WHAT TO PRODUCE -> Locate each line of the material that contains "this", then return it.

RECORDS PROVIDED ->
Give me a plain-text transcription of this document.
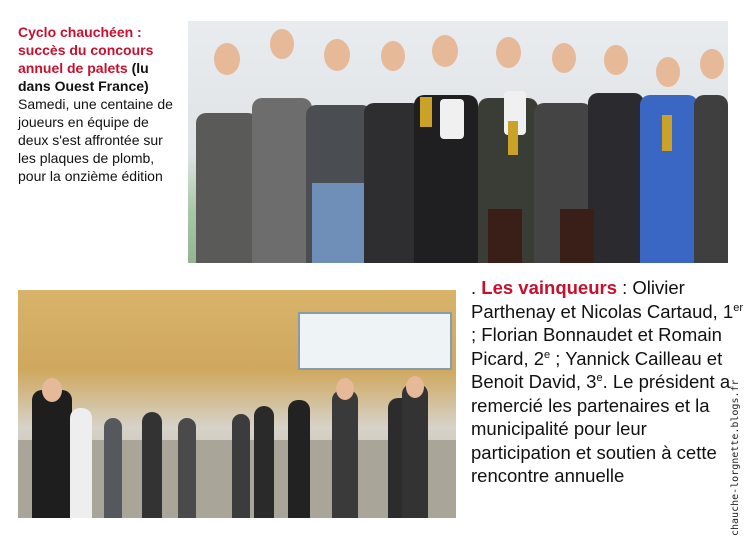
Cyclo chauchéen : succès du concours annuel de palets (lu dans Ouest France) Samedi, une centaine de joueurs en équipe de deux s'est affrontée sur les plaques de plomb, pour la onzième édition
. Les vainqueurs : Olivier Parthenay et Nicolas Cartaud, 1er ; Florian Bonnaudet et Romain Picard, 2e ; Yannick Cailleau et Benoit David, 3e. Le président a remercié les partenaires et la municipalité pour leur participation et soutien à cette rencontre annuelle	chauche-lorgnette.blogs.fr
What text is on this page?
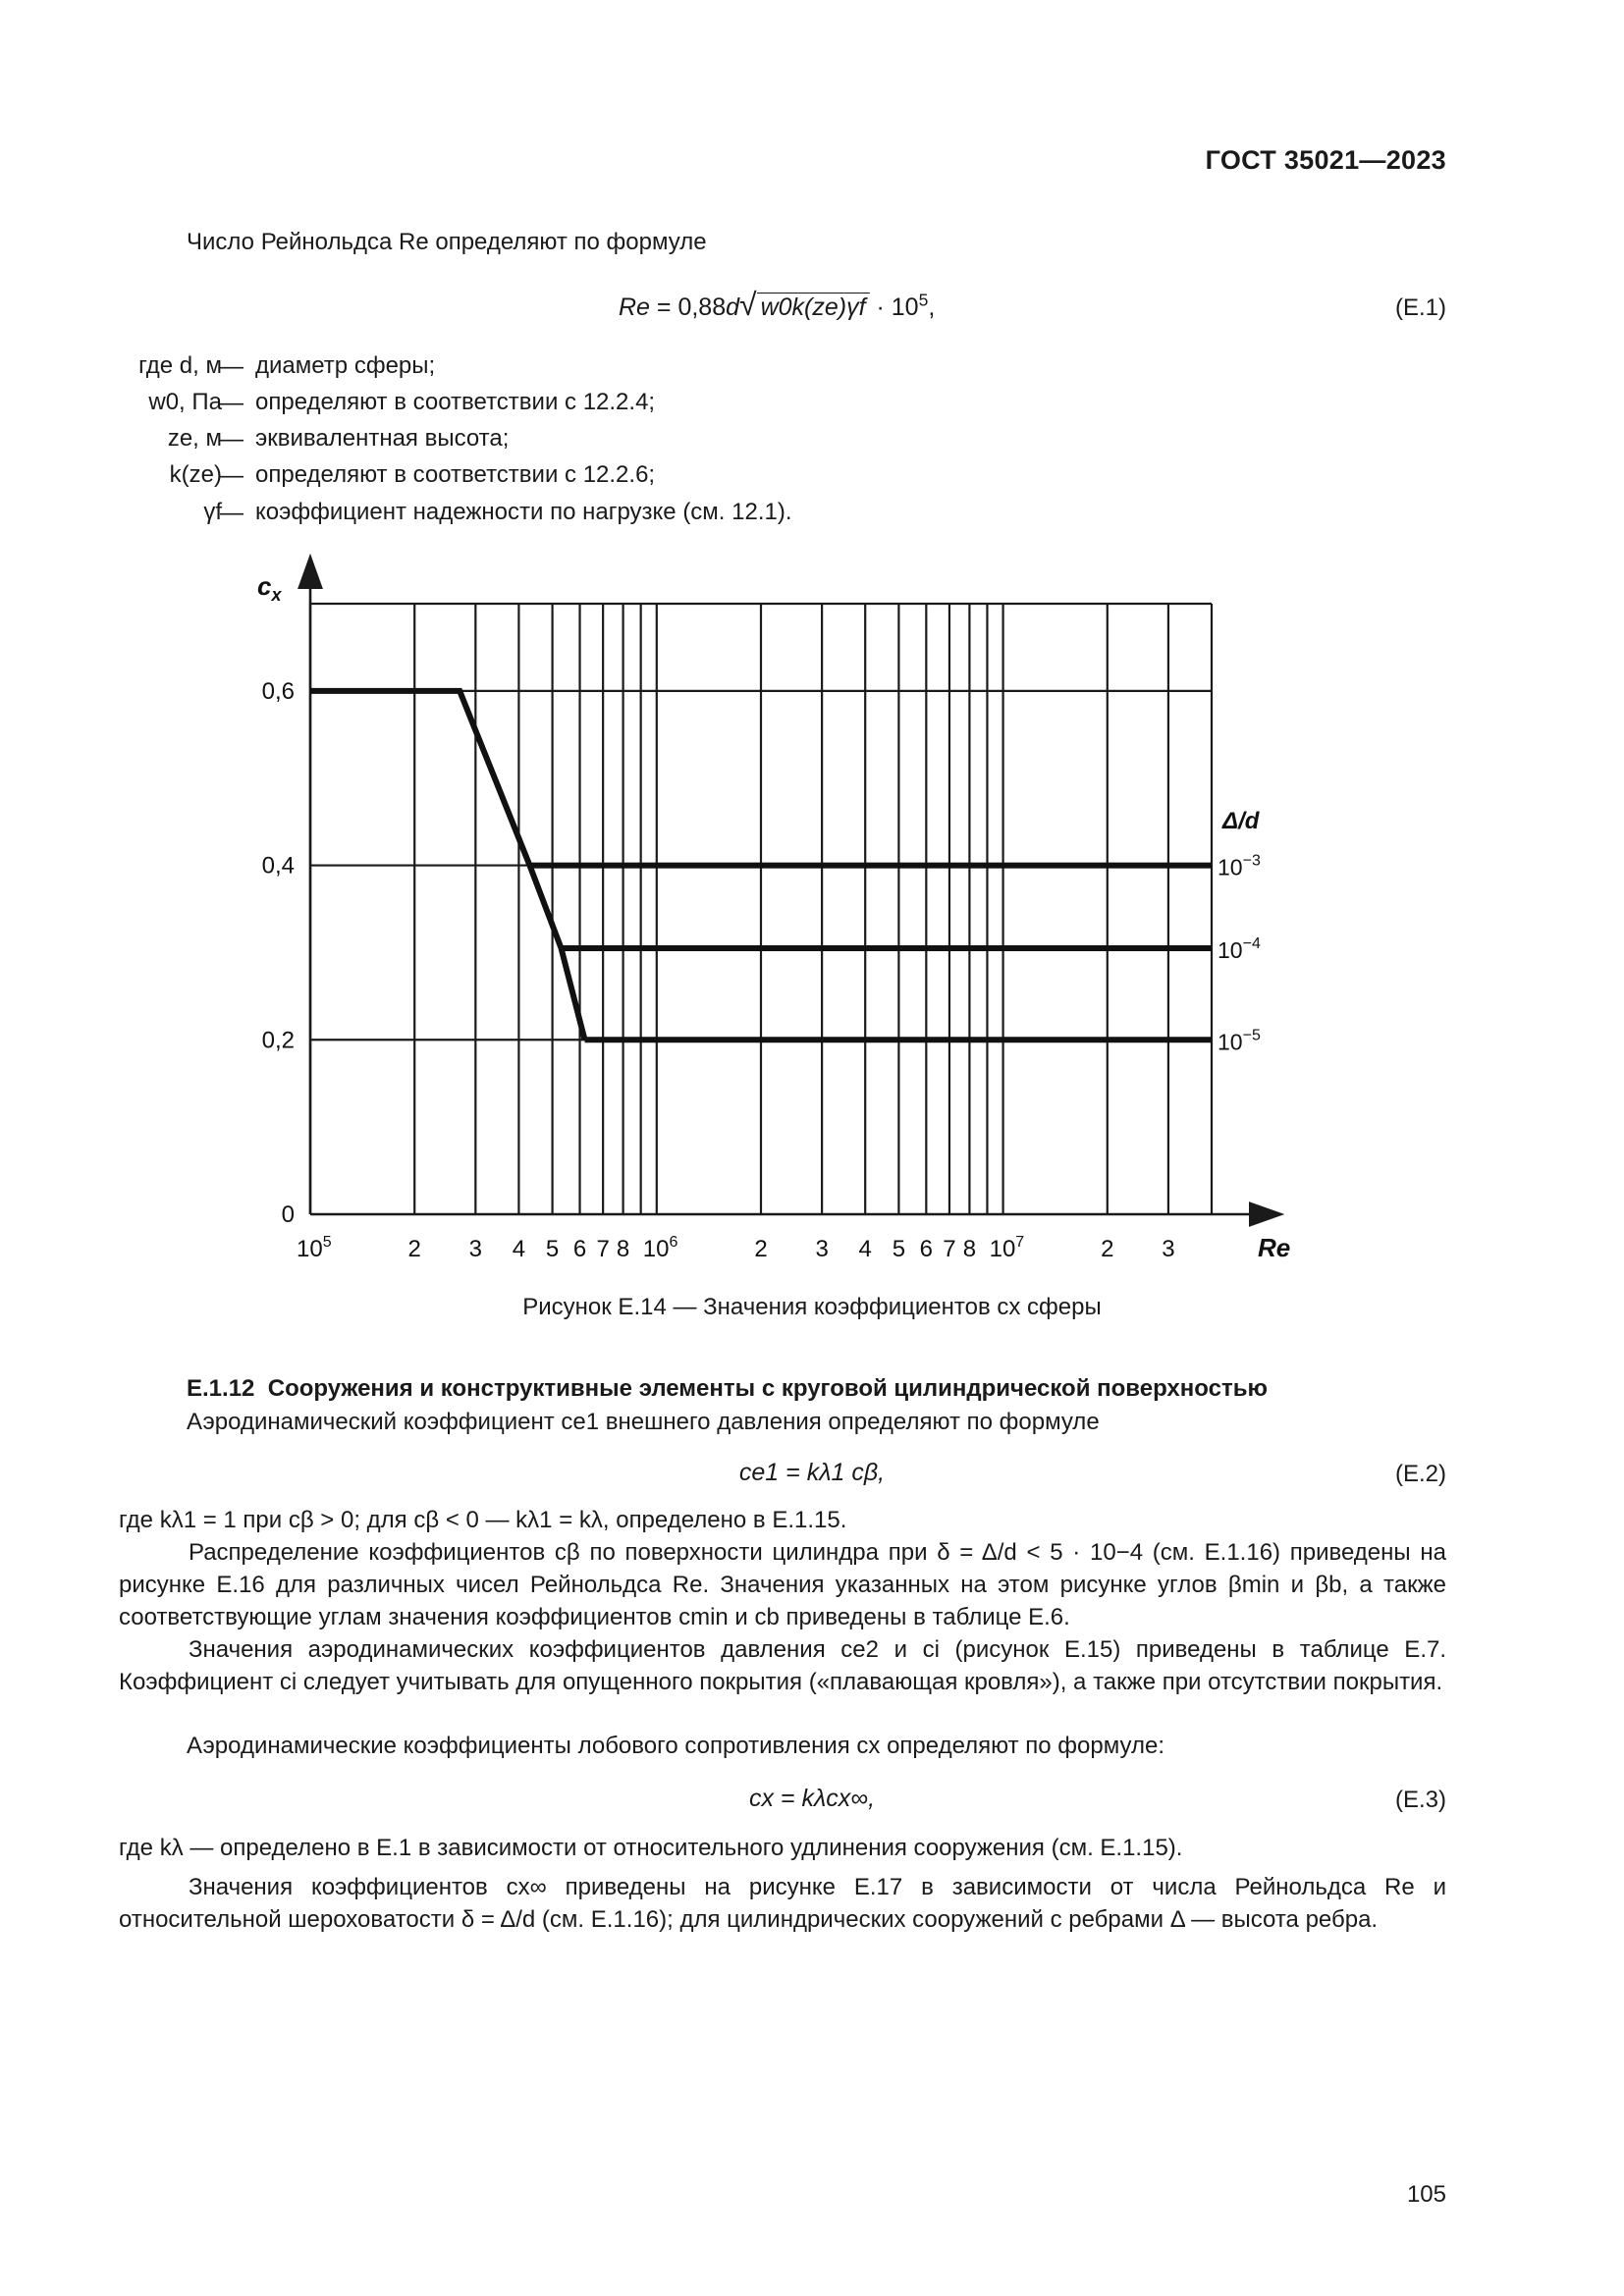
ГОСТ 35021—2023
Число Рейнольдса Re определяют по формуле
Re = 0,88d√ $w0k(ze)\gamma f \cdot 10^5$,	(E.1)
где d, м
— диаметр сферы;
w0, Па
— определяют в соответствии с 12.2.4;
ze, м
— эквивалентная высота;
k(ze)
— определяют в соответствии с 12.2.6;
γf
— коэффициент надежности по нагрузке (см. 12.1).
$10^{-3}$
$10^{-4}$
$10^{-5}$
0
0,2
0,4
0,6
$10^5$	2 3 4 5 6 7 8 $10^6$	2 3 4 5 6 7 8 $10^7$	2 3
$c_x$
Re
Δ/d
Рисунок E.14 — Значения коэффициентов cx сферы
E.1.12 Сооружения и конструктивные элементы с круговой цилиндрической поверхностью
Аэродинамический коэффициент ce1 внешнего давления определяют по формуле
ce1 = kλ1 cβ,	(E.2)
где kλ1 = 1 при cβ > 0; для cβ < 0 — kλ1 = kλ, определено в E.1.15.
Распределение коэффициентов cβ по поверхности цилиндра при δ = Δ/d < 5 · 10−4 (см. E.1.16) приведены на рисунке E.16 для различных чисел Рейнольдса Re. Значения указанных на этом рисунке углов βmin и βb, а также соответствующие углам значения коэффициентов cmin и cb приведены в таблице E.6.
Значения аэродинамических коэффициентов давления ce2 и ci (рисунок E.15) приведены в таблице E.7. Коэффициент ci следует учитывать для опущенного покрытия («плавающая кровля»), а также при отсутствии покрытия.
Аэродинамические коэффициенты лобового сопротивления cx определяют по формуле:
cx = kλcx∞,	(E.3)
где kλ — определено в E.1 в зависимости от относительного удлинения сооружения (см. E.1.15).
Значения коэффициентов cx∞ приведены на рисунке E.17 в зависимости от числа Рейнольдса Re и относительной шероховатости δ = Δ/d (см. E.1.16); для цилиндрических сооружений с ребрами Δ — высота ребра.
105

THE RESPONSE ->
Give me a plain-text transcription of this document.
What text is on this page?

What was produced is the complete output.